▶ [WHAT IS EXPECTED]
Can you copy out every one of the lines below word for word, leaving the pictures out of your answer?

▶ [RECORDED DATA]
BEGIN
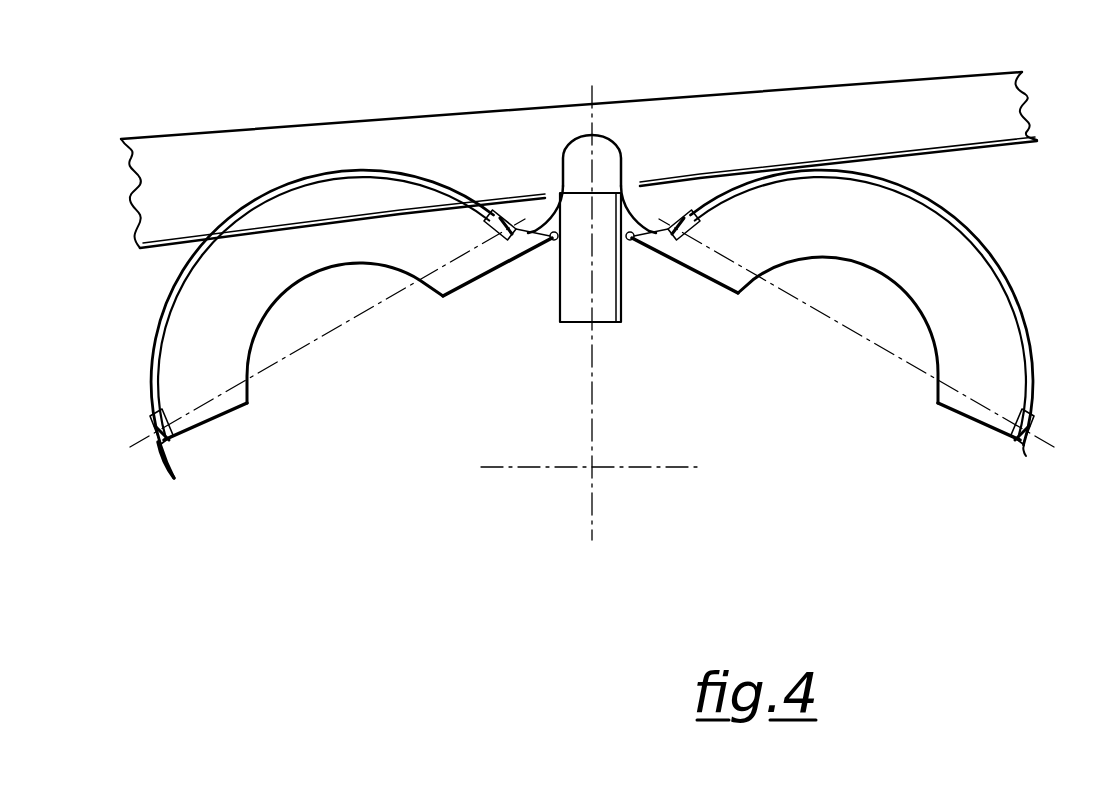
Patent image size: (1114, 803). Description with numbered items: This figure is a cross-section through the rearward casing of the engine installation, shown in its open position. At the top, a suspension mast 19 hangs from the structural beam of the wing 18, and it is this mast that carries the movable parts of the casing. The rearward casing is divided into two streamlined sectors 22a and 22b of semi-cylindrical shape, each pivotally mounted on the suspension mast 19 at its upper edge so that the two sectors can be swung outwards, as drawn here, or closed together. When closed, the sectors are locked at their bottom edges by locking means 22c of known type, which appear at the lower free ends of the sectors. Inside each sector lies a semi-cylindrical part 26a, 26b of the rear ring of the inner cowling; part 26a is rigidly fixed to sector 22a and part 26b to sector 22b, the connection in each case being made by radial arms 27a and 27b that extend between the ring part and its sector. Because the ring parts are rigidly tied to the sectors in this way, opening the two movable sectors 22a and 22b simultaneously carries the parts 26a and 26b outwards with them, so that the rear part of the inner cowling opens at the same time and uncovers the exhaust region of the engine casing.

The wing 18 is at (737, 118).
The suspension mast 19 is at (597, 212).
The streamlined sector 22a is at (350, 170).
The streamlined sector 22b is at (1006, 284).
The locking means 22c is at (157, 467).
The semi-cylindrical part 26a is at (250, 355).
The semi-cylindrical part 26b is at (850, 262).
The radial arm 27a is at (481, 282).
The radial arm 27b is at (202, 428).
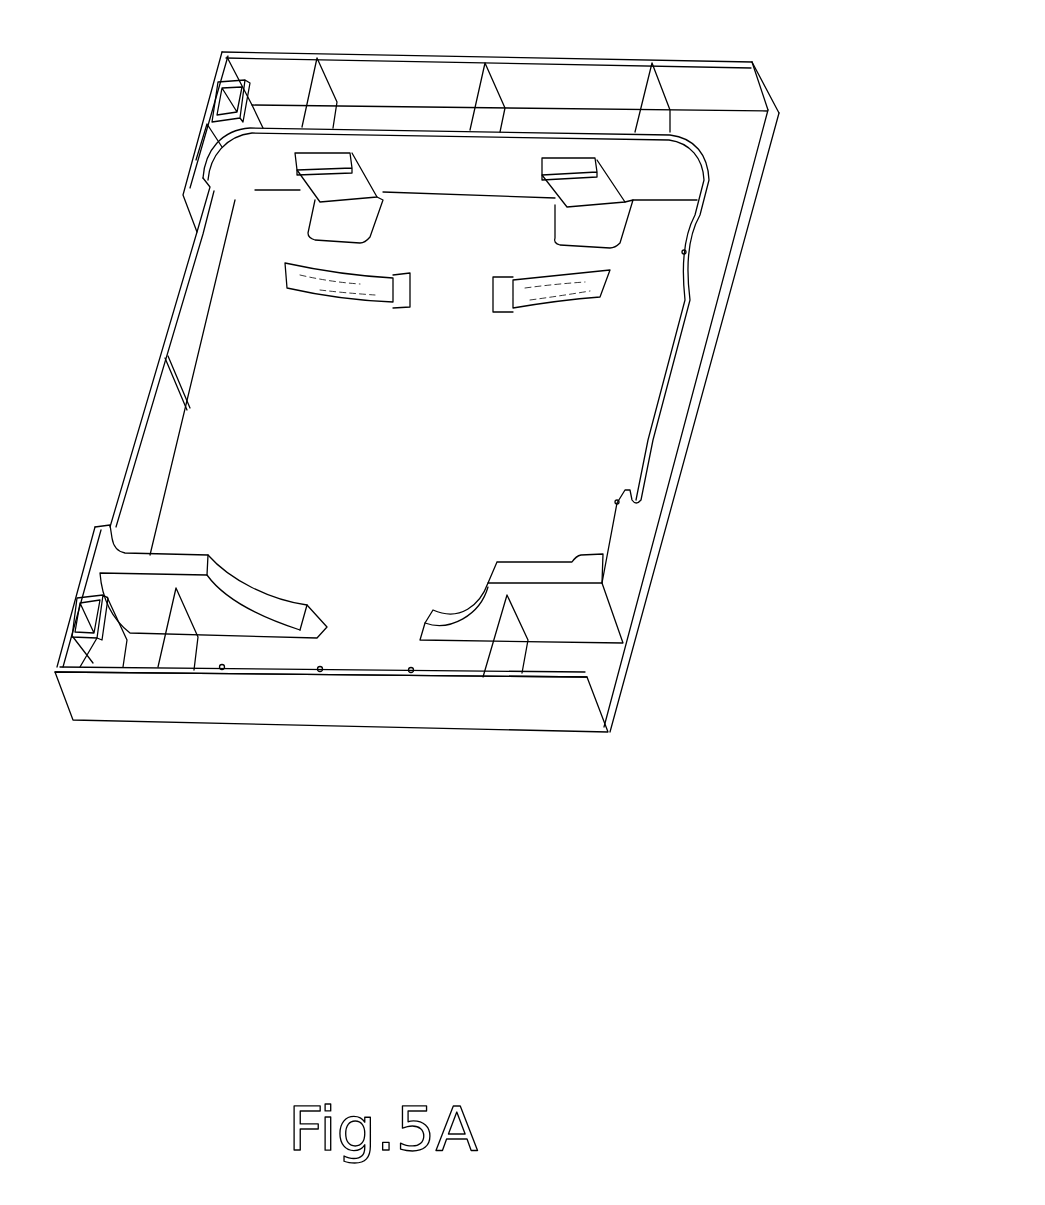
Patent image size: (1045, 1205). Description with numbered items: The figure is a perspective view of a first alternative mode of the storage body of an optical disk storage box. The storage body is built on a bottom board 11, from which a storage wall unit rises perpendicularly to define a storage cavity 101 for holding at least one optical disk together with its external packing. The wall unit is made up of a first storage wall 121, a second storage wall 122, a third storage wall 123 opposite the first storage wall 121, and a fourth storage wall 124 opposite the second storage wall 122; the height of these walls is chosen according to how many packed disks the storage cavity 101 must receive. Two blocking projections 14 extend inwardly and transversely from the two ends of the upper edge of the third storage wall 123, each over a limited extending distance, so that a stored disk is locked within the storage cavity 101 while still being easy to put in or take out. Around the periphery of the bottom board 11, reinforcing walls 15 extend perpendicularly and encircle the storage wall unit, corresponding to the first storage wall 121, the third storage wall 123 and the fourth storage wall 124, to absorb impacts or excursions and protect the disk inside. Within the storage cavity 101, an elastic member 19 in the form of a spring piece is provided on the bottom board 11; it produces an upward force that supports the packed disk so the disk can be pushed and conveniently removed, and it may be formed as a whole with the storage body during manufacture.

The storage cavity 101 is at (437, 475).
The bottom board 11 is at (415, 507).
The blocking projection 14 is at (122, 548).
The reinforcing wall 15 is at (168, 688).
The elastic member 19 is at (313, 282).
The first storage wall 121 is at (455, 160).
The second storage wall 122 is at (710, 250).
The third storage wall 123 is at (460, 630).
The fourth storage wall 124 is at (150, 475).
END
▶ [SOLUTION BELOW]
Patent image size: (1114, 803). Description with numbered items: This figure is a cross-section through the rearward casing of the engine installation, shown in its open position. At the top, a suspension mast 19 hangs from the structural beam of the wing 18, and it is this mast that carries the movable parts of the casing. The rearward casing is divided into two streamlined sectors 22a and 22b of semi-cylindrical shape, each pivotally mounted on the suspension mast 19 at its upper edge so that the two sectors can be swung outwards, as drawn here, or closed together. When closed, the sectors are locked at their bottom edges by locking means 22c of known type, which appear at the lower free ends of the sectors. Inside each sector lies a semi-cylindrical part 26a, 26b of the rear ring of the inner cowling; part 26a is rigidly fixed to sector 22a and part 26b to sector 22b, the connection in each case being made by radial arms 27a and 27b that extend between the ring part and its sector. Because the ring parts are rigidly tied to the sectors in this way, opening the two movable sectors 22a and 22b simultaneously carries the parts 26a and 26b outwards with them, so that the rear part of the inner cowling opens at the same time and uncovers the exhaust region of the engine casing.

The wing 18 is at (737, 118).
The suspension mast 19 is at (597, 212).
The streamlined sector 22a is at (350, 170).
The streamlined sector 22b is at (1006, 284).
The locking means 22c is at (157, 467).
The semi-cylindrical part 26a is at (250, 355).
The semi-cylindrical part 26b is at (850, 262).
The radial arm 27a is at (481, 282).
The radial arm 27b is at (202, 428).
Patent image size: (1045, 1205). Description with numbered items: The figure is a perspective view of a first alternative mode of the storage body of an optical disk storage box. The storage body is built on a bottom board 11, from which a storage wall unit rises perpendicularly to define a storage cavity 101 for holding at least one optical disk together with its external packing. The wall unit is made up of a first storage wall 121, a second storage wall 122, a third storage wall 123 opposite the first storage wall 121, and a fourth storage wall 124 opposite the second storage wall 122; the height of these walls is chosen according to how many packed disks the storage cavity 101 must receive. Two blocking projections 14 extend inwardly and transversely from the two ends of the upper edge of the third storage wall 123, each over a limited extending distance, so that a stored disk is locked within the storage cavity 101 while still being easy to put in or take out. Around the periphery of the bottom board 11, reinforcing walls 15 extend perpendicularly and encircle the storage wall unit, corresponding to the first storage wall 121, the third storage wall 123 and the fourth storage wall 124, to absorb impacts or excursions and protect the disk inside. Within the storage cavity 101, an elastic member 19 in the form of a spring piece is provided on the bottom board 11; it produces an upward force that supports the packed disk so the disk can be pushed and conveniently removed, and it may be formed as a whole with the storage body during manufacture.

The storage cavity 101 is at (437, 475).
The bottom board 11 is at (415, 507).
The blocking projection 14 is at (122, 548).
The reinforcing wall 15 is at (168, 688).
The elastic member 19 is at (313, 282).
The first storage wall 121 is at (455, 160).
The second storage wall 122 is at (710, 250).
The third storage wall 123 is at (460, 630).
The fourth storage wall 124 is at (150, 475).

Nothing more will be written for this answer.